» WRITTEN INSTRUCTION
Return each line containing the string "name".

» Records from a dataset
^^^^
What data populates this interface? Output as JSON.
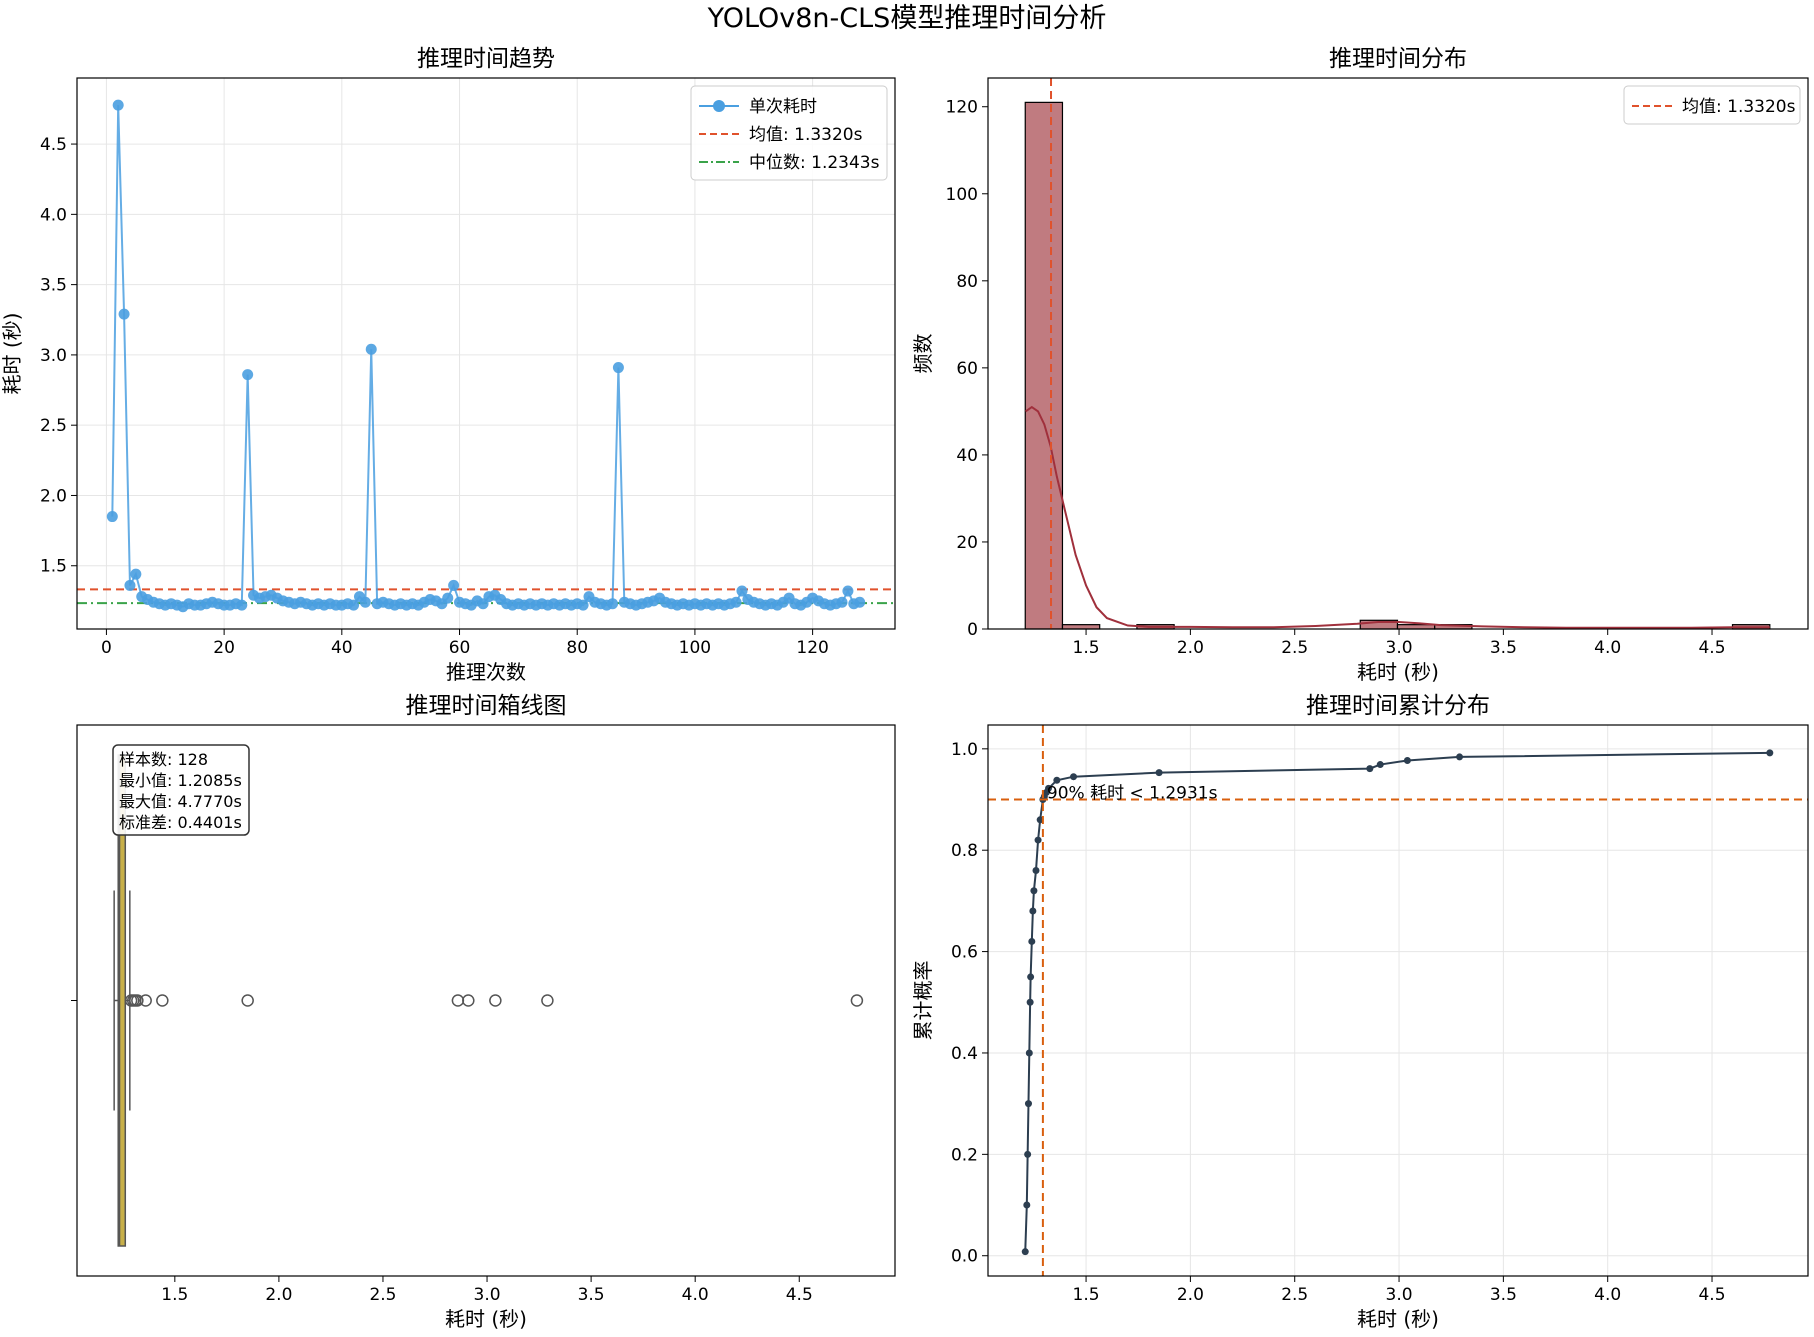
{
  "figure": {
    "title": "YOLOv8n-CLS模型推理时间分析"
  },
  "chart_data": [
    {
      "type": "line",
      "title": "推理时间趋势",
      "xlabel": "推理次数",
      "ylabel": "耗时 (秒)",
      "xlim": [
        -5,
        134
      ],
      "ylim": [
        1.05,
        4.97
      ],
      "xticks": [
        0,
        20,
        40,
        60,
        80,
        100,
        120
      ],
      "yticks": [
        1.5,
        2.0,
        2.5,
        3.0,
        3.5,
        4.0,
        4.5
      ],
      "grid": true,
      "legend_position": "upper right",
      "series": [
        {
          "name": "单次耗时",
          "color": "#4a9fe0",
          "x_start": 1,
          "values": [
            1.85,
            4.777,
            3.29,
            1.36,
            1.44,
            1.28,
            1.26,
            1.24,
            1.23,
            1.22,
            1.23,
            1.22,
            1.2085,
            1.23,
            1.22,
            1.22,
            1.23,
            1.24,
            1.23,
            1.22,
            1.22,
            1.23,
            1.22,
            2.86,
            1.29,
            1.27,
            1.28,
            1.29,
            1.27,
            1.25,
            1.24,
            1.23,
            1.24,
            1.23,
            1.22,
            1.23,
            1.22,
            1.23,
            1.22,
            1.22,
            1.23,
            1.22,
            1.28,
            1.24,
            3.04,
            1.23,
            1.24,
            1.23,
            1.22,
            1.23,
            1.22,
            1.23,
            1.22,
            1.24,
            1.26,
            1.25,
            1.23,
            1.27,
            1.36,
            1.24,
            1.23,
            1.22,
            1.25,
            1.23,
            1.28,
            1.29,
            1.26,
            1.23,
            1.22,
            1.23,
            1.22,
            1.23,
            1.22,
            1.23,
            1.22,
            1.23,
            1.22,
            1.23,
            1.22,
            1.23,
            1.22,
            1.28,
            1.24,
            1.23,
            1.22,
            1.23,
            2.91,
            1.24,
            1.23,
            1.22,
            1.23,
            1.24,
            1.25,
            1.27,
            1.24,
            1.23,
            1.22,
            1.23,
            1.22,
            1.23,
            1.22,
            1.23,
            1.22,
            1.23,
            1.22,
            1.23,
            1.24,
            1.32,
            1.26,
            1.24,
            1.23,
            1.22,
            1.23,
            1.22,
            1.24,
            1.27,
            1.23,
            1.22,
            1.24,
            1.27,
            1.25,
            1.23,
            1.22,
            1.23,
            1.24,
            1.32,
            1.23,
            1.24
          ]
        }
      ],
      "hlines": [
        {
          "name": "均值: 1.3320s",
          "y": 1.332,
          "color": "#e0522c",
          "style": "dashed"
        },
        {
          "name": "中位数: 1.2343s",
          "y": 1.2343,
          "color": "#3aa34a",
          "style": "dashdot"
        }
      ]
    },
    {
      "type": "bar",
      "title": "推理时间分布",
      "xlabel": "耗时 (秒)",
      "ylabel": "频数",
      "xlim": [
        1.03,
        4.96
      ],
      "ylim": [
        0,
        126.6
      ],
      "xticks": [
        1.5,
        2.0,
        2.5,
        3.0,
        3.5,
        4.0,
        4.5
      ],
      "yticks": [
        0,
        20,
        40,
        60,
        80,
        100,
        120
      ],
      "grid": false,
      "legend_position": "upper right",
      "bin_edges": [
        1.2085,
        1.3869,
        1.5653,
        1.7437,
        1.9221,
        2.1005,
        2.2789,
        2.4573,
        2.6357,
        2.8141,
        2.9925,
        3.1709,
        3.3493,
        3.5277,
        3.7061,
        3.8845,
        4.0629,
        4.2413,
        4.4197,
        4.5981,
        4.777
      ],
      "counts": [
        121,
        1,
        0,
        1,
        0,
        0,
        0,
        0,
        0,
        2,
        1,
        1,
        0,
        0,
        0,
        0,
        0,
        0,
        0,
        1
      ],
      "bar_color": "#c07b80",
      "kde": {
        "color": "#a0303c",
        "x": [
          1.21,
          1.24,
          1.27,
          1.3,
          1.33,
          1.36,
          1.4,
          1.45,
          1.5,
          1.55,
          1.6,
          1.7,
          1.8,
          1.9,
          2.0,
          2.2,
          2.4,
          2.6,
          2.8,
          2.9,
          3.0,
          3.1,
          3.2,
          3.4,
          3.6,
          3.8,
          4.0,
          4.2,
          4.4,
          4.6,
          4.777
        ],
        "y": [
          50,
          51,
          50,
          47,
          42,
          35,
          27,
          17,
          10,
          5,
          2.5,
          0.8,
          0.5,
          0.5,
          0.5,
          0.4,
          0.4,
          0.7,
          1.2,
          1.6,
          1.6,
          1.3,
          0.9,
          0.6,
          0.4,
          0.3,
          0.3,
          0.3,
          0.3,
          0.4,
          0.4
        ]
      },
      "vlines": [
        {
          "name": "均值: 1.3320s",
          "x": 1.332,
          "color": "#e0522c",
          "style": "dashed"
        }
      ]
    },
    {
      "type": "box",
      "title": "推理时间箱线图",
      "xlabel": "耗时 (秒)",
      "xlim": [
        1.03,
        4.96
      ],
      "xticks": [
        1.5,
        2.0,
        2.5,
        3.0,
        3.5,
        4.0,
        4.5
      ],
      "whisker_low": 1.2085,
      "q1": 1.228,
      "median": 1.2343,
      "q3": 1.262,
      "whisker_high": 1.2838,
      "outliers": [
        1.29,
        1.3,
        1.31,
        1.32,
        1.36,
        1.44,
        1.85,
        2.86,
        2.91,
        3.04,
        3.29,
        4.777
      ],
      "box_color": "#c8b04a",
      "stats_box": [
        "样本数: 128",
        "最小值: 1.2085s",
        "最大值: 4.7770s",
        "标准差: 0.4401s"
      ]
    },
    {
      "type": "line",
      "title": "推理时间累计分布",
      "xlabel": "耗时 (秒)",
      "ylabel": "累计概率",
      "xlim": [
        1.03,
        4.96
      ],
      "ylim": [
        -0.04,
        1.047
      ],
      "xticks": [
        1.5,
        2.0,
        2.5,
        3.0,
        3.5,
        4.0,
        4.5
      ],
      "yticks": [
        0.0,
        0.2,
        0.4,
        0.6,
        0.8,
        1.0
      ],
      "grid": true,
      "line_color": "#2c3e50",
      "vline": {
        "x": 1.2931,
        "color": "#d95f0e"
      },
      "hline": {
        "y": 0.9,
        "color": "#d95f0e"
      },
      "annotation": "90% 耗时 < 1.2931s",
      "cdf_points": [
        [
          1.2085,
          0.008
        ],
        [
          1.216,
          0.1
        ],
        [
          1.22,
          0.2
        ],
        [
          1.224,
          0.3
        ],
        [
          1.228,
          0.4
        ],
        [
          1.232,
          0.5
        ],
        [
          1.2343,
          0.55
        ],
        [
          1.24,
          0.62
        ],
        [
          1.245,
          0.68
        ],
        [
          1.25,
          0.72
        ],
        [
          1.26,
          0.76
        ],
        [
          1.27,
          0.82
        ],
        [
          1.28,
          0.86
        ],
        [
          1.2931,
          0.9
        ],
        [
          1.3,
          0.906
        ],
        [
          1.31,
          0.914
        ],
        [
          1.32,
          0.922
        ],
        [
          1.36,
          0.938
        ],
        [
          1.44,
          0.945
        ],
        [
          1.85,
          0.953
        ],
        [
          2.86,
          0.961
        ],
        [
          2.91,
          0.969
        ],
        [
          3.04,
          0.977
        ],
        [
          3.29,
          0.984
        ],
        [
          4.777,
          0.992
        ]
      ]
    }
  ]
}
^^^^
» ANSWER TO THE PROBLEM
          "name": "单次耗时",
          "name": "均值: 1.3320s",
          "name": "中位数: 1.2343s",
          "name": "均值: 1.3320s",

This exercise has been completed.